**Work instructions**
Count the lines in the records below that contain the word "那么就说", and give only that number.

**Entries shown**
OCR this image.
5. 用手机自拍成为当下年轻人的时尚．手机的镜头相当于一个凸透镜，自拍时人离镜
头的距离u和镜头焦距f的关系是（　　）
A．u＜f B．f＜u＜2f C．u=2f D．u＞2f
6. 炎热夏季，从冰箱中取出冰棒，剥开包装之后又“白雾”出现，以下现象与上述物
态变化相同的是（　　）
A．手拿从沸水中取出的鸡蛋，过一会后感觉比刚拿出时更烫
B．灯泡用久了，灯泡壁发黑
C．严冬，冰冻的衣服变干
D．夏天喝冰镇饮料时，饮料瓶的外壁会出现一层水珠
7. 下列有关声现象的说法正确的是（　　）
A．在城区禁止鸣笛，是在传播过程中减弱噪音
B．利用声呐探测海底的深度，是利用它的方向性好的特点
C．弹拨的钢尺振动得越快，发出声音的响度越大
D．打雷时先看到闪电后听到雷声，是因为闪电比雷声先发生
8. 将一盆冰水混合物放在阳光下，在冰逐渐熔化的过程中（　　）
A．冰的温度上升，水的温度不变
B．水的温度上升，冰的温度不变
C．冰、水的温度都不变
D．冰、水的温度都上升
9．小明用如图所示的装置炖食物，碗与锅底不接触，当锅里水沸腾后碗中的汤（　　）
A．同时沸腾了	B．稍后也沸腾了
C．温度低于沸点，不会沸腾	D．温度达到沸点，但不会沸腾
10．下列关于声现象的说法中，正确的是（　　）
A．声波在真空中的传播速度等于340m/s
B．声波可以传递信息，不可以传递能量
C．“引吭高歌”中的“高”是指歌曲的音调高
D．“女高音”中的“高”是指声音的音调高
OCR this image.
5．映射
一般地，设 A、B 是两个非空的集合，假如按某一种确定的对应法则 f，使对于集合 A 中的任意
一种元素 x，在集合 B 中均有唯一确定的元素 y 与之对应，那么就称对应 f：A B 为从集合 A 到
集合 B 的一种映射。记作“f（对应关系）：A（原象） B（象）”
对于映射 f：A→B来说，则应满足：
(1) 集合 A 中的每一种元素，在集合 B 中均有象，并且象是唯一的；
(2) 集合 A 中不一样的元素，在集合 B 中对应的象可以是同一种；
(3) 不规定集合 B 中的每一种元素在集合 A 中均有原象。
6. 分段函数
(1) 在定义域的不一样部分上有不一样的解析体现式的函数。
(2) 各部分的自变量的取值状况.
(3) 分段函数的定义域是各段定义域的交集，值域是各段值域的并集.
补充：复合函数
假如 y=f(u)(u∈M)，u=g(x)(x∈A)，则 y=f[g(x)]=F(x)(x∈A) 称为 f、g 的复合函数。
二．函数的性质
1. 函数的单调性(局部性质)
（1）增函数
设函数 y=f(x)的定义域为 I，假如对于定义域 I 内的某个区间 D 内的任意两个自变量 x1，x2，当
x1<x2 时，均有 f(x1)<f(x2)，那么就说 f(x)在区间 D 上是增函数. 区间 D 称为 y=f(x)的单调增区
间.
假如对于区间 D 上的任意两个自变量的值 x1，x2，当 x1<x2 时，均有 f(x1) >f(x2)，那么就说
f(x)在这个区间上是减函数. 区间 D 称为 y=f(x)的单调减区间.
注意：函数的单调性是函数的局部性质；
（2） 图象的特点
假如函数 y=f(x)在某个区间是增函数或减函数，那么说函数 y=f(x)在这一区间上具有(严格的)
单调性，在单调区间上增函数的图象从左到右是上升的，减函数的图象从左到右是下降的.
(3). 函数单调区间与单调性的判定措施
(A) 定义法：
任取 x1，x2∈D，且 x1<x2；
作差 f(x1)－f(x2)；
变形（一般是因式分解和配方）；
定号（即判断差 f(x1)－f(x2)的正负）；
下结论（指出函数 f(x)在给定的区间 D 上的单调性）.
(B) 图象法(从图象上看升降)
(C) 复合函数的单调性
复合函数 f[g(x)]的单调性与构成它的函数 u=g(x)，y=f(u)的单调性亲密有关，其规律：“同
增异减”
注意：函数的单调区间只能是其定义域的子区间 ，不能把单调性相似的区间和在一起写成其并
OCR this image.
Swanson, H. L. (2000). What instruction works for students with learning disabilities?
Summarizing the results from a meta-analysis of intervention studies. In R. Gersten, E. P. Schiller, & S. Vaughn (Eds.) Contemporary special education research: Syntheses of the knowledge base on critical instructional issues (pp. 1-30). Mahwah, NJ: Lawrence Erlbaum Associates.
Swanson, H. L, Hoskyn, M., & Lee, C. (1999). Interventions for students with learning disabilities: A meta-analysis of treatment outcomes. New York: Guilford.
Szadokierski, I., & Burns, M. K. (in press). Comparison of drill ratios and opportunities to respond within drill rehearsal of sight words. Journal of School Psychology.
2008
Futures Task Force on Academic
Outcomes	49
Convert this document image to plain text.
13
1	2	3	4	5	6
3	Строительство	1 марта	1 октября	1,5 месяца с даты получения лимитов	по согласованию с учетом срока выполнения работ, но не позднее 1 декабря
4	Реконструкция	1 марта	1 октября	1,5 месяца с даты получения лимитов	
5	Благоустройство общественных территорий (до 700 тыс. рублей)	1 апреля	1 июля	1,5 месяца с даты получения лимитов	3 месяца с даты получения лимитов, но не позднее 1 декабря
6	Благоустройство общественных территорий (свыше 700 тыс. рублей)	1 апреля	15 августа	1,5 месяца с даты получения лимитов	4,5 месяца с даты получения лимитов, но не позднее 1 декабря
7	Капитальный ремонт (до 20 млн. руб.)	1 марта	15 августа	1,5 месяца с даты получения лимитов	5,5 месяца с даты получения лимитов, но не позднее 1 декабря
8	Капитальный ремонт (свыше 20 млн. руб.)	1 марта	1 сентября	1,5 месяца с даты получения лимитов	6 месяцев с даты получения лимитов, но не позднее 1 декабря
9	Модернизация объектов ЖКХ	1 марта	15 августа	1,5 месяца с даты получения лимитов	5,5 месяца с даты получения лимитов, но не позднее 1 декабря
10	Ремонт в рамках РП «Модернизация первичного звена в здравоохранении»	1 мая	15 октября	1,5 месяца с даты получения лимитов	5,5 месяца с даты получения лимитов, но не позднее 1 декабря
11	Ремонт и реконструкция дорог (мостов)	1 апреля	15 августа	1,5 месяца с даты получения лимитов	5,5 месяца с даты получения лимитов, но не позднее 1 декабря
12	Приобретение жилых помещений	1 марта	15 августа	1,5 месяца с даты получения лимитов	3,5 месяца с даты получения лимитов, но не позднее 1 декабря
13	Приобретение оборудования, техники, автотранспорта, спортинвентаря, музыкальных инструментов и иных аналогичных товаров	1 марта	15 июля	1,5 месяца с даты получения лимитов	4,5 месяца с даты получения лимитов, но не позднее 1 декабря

**Solution**
2